• _Stated task_:
Identify each line containing the word "this" and copy it.
::::
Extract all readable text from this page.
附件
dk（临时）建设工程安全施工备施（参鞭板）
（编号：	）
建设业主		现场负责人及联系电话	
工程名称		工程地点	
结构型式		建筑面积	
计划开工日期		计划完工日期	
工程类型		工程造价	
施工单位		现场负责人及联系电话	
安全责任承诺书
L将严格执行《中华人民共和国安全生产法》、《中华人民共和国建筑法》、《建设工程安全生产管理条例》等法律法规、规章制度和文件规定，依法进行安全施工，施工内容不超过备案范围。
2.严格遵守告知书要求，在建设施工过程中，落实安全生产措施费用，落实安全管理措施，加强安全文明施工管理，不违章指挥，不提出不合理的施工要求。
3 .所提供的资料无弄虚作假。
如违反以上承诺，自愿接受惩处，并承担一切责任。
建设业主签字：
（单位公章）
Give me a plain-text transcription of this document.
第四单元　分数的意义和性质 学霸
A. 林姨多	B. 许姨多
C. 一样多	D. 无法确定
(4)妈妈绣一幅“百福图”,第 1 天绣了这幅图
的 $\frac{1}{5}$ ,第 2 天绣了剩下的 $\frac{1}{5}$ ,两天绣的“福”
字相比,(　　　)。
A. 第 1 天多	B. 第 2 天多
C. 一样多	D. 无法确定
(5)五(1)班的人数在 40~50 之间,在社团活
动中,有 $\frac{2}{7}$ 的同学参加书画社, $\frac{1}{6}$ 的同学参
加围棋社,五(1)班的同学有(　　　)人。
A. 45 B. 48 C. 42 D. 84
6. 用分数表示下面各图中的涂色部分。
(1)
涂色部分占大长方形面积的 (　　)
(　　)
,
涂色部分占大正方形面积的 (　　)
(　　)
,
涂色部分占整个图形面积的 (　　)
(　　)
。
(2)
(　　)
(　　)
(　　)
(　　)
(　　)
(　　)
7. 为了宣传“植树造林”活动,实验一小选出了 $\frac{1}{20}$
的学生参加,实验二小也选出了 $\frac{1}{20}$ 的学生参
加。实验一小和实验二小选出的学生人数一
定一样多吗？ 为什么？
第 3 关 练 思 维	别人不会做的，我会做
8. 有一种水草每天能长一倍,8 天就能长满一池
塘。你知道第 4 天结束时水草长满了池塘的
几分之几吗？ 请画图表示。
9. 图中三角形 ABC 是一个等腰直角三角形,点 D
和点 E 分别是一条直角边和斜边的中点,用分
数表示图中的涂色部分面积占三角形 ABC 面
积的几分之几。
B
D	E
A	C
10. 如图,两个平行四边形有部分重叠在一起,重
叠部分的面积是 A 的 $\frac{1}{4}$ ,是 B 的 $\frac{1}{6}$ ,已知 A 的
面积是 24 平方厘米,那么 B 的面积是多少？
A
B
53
::::
• _The output_:
Extract all readable text from this page.
Give me a plain-text transcription of this document.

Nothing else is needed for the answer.